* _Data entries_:
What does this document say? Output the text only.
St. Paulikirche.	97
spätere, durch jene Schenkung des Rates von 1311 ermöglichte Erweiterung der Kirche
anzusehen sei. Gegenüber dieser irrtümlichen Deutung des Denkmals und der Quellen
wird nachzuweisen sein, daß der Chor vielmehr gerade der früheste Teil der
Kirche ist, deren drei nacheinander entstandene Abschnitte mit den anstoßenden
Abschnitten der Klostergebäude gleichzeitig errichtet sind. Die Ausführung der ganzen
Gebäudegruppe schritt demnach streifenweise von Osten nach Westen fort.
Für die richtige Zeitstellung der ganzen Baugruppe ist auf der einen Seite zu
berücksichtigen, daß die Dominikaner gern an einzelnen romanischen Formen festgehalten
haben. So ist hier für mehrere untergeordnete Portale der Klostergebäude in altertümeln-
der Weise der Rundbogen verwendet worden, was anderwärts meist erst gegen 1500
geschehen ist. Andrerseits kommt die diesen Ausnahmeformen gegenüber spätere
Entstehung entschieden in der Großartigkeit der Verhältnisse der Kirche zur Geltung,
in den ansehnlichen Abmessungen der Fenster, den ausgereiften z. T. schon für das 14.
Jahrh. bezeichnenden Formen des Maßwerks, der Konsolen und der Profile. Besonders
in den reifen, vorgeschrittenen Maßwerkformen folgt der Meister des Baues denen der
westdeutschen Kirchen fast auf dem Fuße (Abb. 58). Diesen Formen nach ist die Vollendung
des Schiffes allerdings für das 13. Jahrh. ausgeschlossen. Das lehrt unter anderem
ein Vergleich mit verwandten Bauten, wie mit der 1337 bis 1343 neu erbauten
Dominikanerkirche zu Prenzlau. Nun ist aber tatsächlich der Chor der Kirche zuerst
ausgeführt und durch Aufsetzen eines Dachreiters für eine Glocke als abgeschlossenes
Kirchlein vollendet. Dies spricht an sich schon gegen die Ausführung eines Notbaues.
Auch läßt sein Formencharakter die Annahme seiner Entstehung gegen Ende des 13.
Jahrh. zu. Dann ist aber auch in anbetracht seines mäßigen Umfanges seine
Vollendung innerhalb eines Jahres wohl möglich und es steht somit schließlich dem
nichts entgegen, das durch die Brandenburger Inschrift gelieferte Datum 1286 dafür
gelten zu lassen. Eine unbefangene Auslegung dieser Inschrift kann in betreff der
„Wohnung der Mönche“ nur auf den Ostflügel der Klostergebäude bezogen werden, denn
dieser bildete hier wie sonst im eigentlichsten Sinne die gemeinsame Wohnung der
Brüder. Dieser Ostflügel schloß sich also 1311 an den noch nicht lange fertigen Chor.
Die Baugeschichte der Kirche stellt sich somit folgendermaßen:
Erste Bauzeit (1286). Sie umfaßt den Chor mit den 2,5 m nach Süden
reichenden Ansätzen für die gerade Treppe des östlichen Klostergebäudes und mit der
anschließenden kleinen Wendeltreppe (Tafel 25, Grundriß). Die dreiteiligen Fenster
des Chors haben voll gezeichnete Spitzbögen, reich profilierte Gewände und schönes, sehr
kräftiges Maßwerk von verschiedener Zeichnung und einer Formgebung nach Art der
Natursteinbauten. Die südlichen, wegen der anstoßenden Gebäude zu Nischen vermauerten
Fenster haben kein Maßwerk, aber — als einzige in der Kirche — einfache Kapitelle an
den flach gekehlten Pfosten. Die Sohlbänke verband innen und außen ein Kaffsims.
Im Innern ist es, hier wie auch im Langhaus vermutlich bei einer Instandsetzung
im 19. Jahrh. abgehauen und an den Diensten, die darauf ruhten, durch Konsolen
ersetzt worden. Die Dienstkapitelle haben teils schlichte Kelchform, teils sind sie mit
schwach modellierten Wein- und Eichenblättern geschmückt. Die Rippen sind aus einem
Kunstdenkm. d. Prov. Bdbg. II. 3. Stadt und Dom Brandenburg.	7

* _WHAT THE TASK ASKS_:
Set down all of the entries exactly, please.

* _SOLUTION TO THIS TASK_:
What does this document say? Output the text only.
St. Paulikirche.	97
spätere, durch jene Schenkung des Rates von 1311 ermöglichte Erweiterung der Kirche
anzusehen sei. Gegenüber dieser irrtümlichen Deutung des Denkmals und der Quellen
wird nachzuweisen sein, daß der Chor vielmehr gerade der früheste Teil der
Kirche ist, deren drei nacheinander entstandene Abschnitte mit den anstoßenden
Abschnitten der Klostergebäude gleichzeitig errichtet sind. Die Ausführung der ganzen
Gebäudegruppe schritt demnach streifenweise von Osten nach Westen fort.
Für die richtige Zeitstellung der ganzen Baugruppe ist auf der einen Seite zu
berücksichtigen, daß die Dominikaner gern an einzelnen romanischen Formen festgehalten
haben. So ist hier für mehrere untergeordnete Portale der Klostergebäude in altertümeln-
der Weise der Rundbogen verwendet worden, was anderwärts meist erst gegen 1500
geschehen ist. Andrerseits kommt die diesen Ausnahmeformen gegenüber spätere
Entstehung entschieden in der Großartigkeit der Verhältnisse der Kirche zur Geltung,
in den ansehnlichen Abmessungen der Fenster, den ausgereiften z. T. schon für das 14.
Jahrh. bezeichnenden Formen des Maßwerks, der Konsolen und der Profile. Besonders
in den reifen, vorgeschrittenen Maßwerkformen folgt der Meister des Baues denen der
westdeutschen Kirchen fast auf dem Fuße (Abb. 58). Diesen Formen nach ist die Vollendung
des Schiffes allerdings für das 13. Jahrh. ausgeschlossen. Das lehrt unter anderem
ein Vergleich mit verwandten Bauten, wie mit der 1337 bis 1343 neu erbauten
Dominikanerkirche zu Prenzlau. Nun ist aber tatsächlich der Chor der Kirche zuerst
ausgeführt und durch Aufsetzen eines Dachreiters für eine Glocke als abgeschlossenes
Kirchlein vollendet. Dies spricht an sich schon gegen die Ausführung eines Notbaues.
Auch läßt sein Formencharakter die Annahme seiner Entstehung gegen Ende des 13.
Jahrh. zu. Dann ist aber auch in anbetracht seines mäßigen Umfanges seine
Vollendung innerhalb eines Jahres wohl möglich und es steht somit schließlich dem
nichts entgegen, das durch die Brandenburger Inschrift gelieferte Datum 1286 dafür
gelten zu lassen. Eine unbefangene Auslegung dieser Inschrift kann in betreff der
„Wohnung der Mönche“ nur auf den Ostflügel der Klostergebäude bezogen werden, denn
dieser bildete hier wie sonst im eigentlichsten Sinne die gemeinsame Wohnung der
Brüder. Dieser Ostflügel schloß sich also 1311 an den noch nicht lange fertigen Chor.
Die Baugeschichte der Kirche stellt sich somit folgendermaßen:
Erste Bauzeit (1286). Sie umfaßt den Chor mit den 2,5 m nach Süden
reichenden Ansätzen für die gerade Treppe des östlichen Klostergebäudes und mit der
anschließenden kleinen Wendeltreppe (Tafel 25, Grundriß). Die dreiteiligen Fenster
des Chors haben voll gezeichnete Spitzbögen, reich profilierte Gewände und schönes, sehr
kräftiges Maßwerk von verschiedener Zeichnung und einer Formgebung nach Art der
Natursteinbauten. Die südlichen, wegen der anstoßenden Gebäude zu Nischen vermauerten
Fenster haben kein Maßwerk, aber — als einzige in der Kirche — einfache Kapitelle an
den flach gekehlten Pfosten. Die Sohlbänke verband innen und außen ein Kaffsims.
Im Innern ist es, hier wie auch im Langhaus vermutlich bei einer Instandsetzung
im 19. Jahrh. abgehauen und an den Diensten, die darauf ruhten, durch Konsolen
ersetzt worden. Die Dienstkapitelle haben teils schlichte Kelchform, teils sind sie mit
schwach modellierten Wein- und Eichenblättern geschmückt. Die Rippen sind aus einem
Kunstdenkm. d. Prov. Bdbg. II. 3. Stadt und Dom Brandenburg.	7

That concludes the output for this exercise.